Task goal ->
Take the entries below and reproduce them word for word.

Figure contents as structured data:
* * *

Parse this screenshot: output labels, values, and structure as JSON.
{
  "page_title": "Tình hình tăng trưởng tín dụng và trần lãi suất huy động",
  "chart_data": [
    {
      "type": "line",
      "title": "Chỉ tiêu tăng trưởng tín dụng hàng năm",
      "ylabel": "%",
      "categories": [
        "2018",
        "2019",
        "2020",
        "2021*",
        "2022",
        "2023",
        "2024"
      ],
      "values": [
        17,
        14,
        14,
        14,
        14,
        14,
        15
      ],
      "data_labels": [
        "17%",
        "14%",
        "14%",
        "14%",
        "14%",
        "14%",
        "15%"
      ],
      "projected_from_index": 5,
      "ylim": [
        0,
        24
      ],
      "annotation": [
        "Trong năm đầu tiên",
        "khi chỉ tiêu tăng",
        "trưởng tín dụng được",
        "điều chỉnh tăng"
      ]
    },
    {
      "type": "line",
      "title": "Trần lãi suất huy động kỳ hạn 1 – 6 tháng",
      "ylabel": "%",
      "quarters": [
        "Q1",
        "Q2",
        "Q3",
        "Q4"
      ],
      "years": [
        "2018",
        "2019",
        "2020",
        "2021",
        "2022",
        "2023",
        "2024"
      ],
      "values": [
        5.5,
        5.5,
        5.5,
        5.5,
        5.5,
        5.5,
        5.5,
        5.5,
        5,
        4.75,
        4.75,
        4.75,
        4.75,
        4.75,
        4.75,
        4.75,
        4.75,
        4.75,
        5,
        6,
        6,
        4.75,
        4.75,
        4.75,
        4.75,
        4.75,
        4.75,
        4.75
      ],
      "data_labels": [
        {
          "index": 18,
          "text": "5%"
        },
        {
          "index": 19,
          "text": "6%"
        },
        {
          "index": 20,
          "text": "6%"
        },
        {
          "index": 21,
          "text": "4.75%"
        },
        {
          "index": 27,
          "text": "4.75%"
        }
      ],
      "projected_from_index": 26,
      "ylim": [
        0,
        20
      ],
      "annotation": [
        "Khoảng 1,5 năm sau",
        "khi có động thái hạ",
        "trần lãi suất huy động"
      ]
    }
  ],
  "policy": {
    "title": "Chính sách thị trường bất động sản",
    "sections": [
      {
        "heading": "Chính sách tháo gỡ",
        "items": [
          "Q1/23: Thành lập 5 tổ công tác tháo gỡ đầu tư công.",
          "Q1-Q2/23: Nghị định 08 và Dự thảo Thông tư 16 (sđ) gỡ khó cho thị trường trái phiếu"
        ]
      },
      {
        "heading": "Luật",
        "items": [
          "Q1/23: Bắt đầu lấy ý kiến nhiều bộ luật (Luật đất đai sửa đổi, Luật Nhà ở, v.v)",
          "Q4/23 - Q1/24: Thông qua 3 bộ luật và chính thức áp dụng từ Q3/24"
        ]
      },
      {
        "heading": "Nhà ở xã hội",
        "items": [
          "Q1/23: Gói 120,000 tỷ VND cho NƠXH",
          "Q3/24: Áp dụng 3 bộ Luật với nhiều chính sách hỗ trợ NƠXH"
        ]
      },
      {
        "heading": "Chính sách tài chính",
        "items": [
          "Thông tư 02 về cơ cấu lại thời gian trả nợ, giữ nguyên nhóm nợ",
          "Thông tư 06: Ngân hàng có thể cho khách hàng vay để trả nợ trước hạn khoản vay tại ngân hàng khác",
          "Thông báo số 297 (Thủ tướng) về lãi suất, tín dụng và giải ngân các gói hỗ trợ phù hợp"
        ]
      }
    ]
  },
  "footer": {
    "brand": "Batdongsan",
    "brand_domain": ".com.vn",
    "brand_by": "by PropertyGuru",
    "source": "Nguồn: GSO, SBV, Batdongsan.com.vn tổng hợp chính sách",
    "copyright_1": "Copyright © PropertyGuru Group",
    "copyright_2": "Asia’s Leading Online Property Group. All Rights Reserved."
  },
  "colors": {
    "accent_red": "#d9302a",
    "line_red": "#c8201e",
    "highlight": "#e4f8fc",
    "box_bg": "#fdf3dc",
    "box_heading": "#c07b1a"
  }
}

* * *

Exercise response ->
Parse this screenshot: output labels, values, and structure as JSON.
{
  "page_title": "Tình hình tăng trưởng tín dụng và trần lãi suất huy động",
  "chart_data": [
    {
      "type": "line",
      "title": "Chỉ tiêu tăng trưởng tín dụng hàng năm",
      "ylabel": "%",
      "categories": [
        "2018",
        "2019",
        "2020",
        "2021*",
        "2022",
        "2023",
        "2024"
      ],
      "values": [
        17,
        14,
        14,
        14,
        14,
        14,
        15
      ],
      "data_labels": [
        "17%",
        "14%",
        "14%",
        "14%",
        "14%",
        "14%",
        "15%"
      ],
      "projected_from_index": 5,
      "ylim": [
        0,
        24
      ],
      "annotation": [
        "Trong năm đầu tiên",
        "khi chỉ tiêu tăng",
        "trưởng tín dụng được",
        "điều chỉnh tăng"
      ]
    },
    {
      "type": "line",
      "title": "Trần lãi suất huy động kỳ hạn 1 – 6 tháng",
      "ylabel": "%",
      "quarters": [
        "Q1",
        "Q2",
        "Q3",
        "Q4"
      ],
      "years": [
        "2018",
        "2019",
        "2020",
        "2021",
        "2022",
        "2023",
        "2024"
      ],
      "values": [
        5.5,
        5.5,
        5.5,
        5.5,
        5.5,
        5.5,
        5.5,
        5.5,
        5,
        4.75,
        4.75,
        4.75,
        4.75,
        4.75,
        4.75,
        4.75,
        4.75,
        4.75,
        5,
        6,
        6,
        4.75,
        4.75,
        4.75,
        4.75,
        4.75,
        4.75,
        4.75
      ],
      "data_labels": [
        {
          "index": 18,
          "text": "5%"
        },
        {
          "index": 19,
          "text": "6%"
        },
        {
          "index": 20,
          "text": "6%"
        },
        {
          "index": 21,
          "text": "4.75%"
        },
        {
          "index": 27,
          "text": "4.75%"
        }
      ],
      "projected_from_index": 26,
      "ylim": [
        0,
        20
      ],
      "annotation": [
        "Khoảng 1,5 năm sau",
        "khi có động thái hạ",
        "trần lãi suất huy động"
      ]
    }
  ],
  "policy": {
    "title": "Chính sách thị trường bất động sản",
    "sections": [
      {
        "heading": "Chính sách tháo gỡ",
        "items": [
          "Q1/23: Thành lập 5 tổ công tác tháo gỡ đầu tư công.",
          "Q1-Q2/23: Nghị định 08 và Dự thảo Thông tư 16 (sđ) gỡ khó cho thị trường trái phiếu"
        ]
      },
      {
        "heading": "Luật",
        "items": [
          "Q1/23: Bắt đầu lấy ý kiến nhiều bộ luật (Luật đất đai sửa đổi, Luật Nhà ở, v.v)",
          "Q4/23 - Q1/24: Thông qua 3 bộ luật và chính thức áp dụng từ Q3/24"
        ]
      },
      {
        "heading": "Nhà ở xã hội",
        "items": [
          "Q1/23: Gói 120,000 tỷ VND cho NƠXH",
          "Q3/24: Áp dụng 3 bộ Luật với nhiều chính sách hỗ trợ NƠXH"
        ]
      },
      {
        "heading": "Chính sách tài chính",
        "items": [
          "Thông tư 02 về cơ cấu lại thời gian trả nợ, giữ nguyên nhóm nợ",
          "Thông tư 06: Ngân hàng có thể cho khách hàng vay để trả nợ trước hạn khoản vay tại ngân hàng khác",
          "Thông báo số 297 (Thủ tướng) về lãi suất, tín dụng và giải ngân các gói hỗ trợ phù hợp"
        ]
      }
    ]
  },
  "footer": {
    "brand": "Batdongsan",
    "brand_domain": ".com.vn",
    "brand_by": "by PropertyGuru",
    "source": "Nguồn: GSO, SBV, Batdongsan.com.vn tổng hợp chính sách",
    "copyright_1": "Copyright © PropertyGuru Group",
    "copyright_2": "Asia’s Leading Online Property Group. All Rights Reserved."
  },
  "colors": {
    "accent_red": "#d9302a",
    "line_red": "#c8201e",
    "highlight": "#e4f8fc",
    "box_bg": "#fdf3dc",
    "box_heading": "#c07b1a"
  }
}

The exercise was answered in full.